>> start INFORMATION PROVIDED
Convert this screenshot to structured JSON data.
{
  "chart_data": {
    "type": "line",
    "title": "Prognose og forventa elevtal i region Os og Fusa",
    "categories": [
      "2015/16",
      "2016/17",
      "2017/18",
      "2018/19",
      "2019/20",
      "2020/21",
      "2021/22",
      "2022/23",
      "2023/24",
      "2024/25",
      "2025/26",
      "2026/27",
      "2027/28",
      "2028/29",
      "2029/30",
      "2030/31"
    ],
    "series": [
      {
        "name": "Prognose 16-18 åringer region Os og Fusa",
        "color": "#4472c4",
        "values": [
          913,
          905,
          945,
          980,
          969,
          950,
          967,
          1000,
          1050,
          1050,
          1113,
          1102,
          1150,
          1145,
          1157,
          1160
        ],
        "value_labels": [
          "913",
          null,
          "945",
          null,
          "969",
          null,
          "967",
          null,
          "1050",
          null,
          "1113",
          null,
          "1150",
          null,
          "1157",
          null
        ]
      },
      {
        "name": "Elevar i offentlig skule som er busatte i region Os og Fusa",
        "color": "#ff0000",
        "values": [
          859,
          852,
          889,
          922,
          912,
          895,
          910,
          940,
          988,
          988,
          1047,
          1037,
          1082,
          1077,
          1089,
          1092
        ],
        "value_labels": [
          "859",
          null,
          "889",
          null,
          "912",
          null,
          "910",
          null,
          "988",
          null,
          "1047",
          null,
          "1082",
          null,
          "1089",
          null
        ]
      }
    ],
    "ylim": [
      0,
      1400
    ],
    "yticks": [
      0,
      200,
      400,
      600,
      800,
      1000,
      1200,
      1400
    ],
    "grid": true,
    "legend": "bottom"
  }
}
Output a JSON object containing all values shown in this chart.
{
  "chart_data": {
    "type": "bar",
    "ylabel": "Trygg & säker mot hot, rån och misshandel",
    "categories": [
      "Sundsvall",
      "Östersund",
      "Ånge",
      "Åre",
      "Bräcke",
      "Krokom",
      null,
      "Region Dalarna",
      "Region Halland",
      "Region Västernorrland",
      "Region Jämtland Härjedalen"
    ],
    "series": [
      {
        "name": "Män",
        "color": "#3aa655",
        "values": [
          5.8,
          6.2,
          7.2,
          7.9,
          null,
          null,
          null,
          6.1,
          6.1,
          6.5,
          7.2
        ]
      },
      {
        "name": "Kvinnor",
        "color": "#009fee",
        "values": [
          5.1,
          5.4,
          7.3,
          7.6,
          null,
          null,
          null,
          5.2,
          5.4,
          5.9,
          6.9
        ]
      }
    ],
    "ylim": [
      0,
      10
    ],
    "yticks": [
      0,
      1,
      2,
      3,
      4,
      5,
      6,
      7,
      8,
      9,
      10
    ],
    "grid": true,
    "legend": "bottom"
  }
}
>> end INFORMATION PROVIDED
DESCRIPTION OF THE TASK: Write the listing out again, exactly as it reads.

WORKED ANSWER:
Convert this screenshot to structured JSON data.
{
  "chart_data": {
    "type": "line",
    "title": "Prognose og forventa elevtal i region Os og Fusa",
    "categories": [
      "2015/16",
      "2016/17",
      "2017/18",
      "2018/19",
      "2019/20",
      "2020/21",
      "2021/22",
      "2022/23",
      "2023/24",
      "2024/25",
      "2025/26",
      "2026/27",
      "2027/28",
      "2028/29",
      "2029/30",
      "2030/31"
    ],
    "series": [
      {
        "name": "Prognose 16-18 åringer region Os og Fusa",
        "color": "#4472c4",
        "values": [
          913,
          905,
          945,
          980,
          969,
          950,
          967,
          1000,
          1050,
          1050,
          1113,
          1102,
          1150,
          1145,
          1157,
          1160
        ],
        "value_labels": [
          "913",
          null,
          "945",
          null,
          "969",
          null,
          "967",
          null,
          "1050",
          null,
          "1113",
          null,
          "1150",
          null,
          "1157",
          null
        ]
      },
      {
        "name": "Elevar i offentlig skule som er busatte i region Os og Fusa",
        "color": "#ff0000",
        "values": [
          859,
          852,
          889,
          922,
          912,
          895,
          910,
          940,
          988,
          988,
          1047,
          1037,
          1082,
          1077,
          1089,
          1092
        ],
        "value_labels": [
          "859",
          null,
          "889",
          null,
          "912",
          null,
          "910",
          null,
          "988",
          null,
          "1047",
          null,
          "1082",
          null,
          "1089",
          null
        ]
      }
    ],
    "ylim": [
      0,
      1400
    ],
    "yticks": [
      0,
      200,
      400,
      600,
      800,
      1000,
      1200,
      1400
    ],
    "grid": true,
    "legend": "bottom"
  }
}
Output a JSON object containing all values shown in this chart.
{
  "chart_data": {
    "type": "bar",
    "ylabel": "Trygg & säker mot hot, rån och misshandel",
    "categories": [
      "Sundsvall",
      "Östersund",
      "Ånge",
      "Åre",
      "Bräcke",
      "Krokom",
      null,
      "Region Dalarna",
      "Region Halland",
      "Region Västernorrland",
      "Region Jämtland Härjedalen"
    ],
    "series": [
      {
        "name": "Män",
        "color": "#3aa655",
        "values": [
          5.8,
          6.2,
          7.2,
          7.9,
          null,
          null,
          null,
          6.1,
          6.1,
          6.5,
          7.2
        ]
      },
      {
        "name": "Kvinnor",
        "color": "#009fee",
        "values": [
          5.1,
          5.4,
          7.3,
          7.6,
          null,
          null,
          null,
          5.2,
          5.4,
          5.9,
          6.9
        ]
      }
    ],
    "ylim": [
      0,
      10
    ],
    "yticks": [
      0,
      1,
      2,
      3,
      4,
      5,
      6,
      7,
      8,
      9,
      10
    ],
    "grid": true,
    "legend": "bottom"
  }
}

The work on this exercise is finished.